Given request:
Search the material for the word "안녕하세요" and report each line where it turns up.

Material to process:
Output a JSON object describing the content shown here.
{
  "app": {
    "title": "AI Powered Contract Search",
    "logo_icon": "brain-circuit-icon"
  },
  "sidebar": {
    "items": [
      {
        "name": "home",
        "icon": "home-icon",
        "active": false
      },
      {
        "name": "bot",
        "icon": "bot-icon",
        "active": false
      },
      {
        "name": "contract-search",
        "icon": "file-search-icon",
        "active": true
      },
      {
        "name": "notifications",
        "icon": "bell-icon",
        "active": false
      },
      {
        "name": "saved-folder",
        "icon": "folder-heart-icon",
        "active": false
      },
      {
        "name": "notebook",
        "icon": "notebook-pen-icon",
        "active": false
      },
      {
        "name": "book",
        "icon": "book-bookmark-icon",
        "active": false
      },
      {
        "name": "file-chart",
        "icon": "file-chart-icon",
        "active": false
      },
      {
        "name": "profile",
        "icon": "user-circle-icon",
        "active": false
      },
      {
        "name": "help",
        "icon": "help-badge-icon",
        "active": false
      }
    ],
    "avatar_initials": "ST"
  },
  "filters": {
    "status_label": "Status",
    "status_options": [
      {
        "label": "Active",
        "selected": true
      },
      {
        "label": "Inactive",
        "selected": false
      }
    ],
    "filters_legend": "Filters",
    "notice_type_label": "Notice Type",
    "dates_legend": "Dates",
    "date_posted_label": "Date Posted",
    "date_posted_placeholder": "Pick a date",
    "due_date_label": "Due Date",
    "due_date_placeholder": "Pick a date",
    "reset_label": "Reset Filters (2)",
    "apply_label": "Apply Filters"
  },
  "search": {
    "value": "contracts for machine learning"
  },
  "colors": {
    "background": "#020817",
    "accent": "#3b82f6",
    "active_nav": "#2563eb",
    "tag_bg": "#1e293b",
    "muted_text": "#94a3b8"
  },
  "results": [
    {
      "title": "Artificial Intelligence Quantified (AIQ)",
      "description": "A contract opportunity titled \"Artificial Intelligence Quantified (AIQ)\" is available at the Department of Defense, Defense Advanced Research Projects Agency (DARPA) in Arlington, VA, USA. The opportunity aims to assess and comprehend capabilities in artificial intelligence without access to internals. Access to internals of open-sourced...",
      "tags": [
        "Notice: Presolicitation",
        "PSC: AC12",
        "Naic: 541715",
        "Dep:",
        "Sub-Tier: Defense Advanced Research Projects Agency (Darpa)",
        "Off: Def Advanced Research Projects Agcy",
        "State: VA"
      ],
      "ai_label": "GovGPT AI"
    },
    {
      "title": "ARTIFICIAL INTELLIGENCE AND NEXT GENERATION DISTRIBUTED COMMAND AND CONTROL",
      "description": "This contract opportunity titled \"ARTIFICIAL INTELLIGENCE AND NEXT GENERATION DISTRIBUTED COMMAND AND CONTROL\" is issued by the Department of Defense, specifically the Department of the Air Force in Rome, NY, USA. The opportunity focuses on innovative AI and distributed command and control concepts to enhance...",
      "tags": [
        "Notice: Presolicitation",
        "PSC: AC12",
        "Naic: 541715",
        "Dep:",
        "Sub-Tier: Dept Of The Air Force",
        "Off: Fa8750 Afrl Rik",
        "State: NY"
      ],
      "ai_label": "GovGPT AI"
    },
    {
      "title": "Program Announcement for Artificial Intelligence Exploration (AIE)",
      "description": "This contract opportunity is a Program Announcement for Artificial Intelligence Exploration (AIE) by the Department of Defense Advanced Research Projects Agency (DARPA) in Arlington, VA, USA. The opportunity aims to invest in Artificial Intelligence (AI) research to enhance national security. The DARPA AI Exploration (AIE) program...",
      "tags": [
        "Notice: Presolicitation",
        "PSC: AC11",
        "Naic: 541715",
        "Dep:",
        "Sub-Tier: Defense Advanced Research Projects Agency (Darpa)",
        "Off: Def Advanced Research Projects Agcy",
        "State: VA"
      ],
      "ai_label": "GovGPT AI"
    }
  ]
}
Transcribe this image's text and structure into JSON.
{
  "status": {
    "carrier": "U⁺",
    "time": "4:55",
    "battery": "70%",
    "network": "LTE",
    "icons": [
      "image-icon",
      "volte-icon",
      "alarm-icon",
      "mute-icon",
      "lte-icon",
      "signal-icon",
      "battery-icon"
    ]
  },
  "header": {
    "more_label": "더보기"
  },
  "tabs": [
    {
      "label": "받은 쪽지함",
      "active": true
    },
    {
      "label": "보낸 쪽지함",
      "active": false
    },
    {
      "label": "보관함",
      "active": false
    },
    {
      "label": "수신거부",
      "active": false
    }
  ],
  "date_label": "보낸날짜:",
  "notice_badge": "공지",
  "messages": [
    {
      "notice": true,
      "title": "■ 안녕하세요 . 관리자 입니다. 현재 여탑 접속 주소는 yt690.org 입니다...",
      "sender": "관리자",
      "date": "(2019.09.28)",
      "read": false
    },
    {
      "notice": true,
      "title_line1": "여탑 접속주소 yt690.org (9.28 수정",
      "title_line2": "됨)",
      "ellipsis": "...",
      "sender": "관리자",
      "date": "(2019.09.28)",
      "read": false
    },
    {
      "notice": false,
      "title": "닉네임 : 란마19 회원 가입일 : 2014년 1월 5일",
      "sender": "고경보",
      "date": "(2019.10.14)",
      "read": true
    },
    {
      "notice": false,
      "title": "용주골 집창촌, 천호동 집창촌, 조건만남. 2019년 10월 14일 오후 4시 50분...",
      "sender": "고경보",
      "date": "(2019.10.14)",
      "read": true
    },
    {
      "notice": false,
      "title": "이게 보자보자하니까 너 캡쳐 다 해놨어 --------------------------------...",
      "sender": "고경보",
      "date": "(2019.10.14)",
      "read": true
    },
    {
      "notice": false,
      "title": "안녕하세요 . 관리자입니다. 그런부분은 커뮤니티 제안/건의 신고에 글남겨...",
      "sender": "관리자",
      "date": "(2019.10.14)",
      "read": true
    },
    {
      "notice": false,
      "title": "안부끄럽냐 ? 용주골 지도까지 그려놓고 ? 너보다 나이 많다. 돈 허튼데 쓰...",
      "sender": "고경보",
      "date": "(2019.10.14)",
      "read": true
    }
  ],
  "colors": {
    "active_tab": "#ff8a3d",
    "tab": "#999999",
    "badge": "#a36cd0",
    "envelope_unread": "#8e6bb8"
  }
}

Result of the exercise:
      "title": "■ 안녕하세요 . 관리자 입니다. 현재 여탑 접속 주소는 yt690.org 입니다...",
      "title": "안녕하세요 . 관리자입니다. 그런부분은 커뮤니티 제안/건의 신고에 글남겨...",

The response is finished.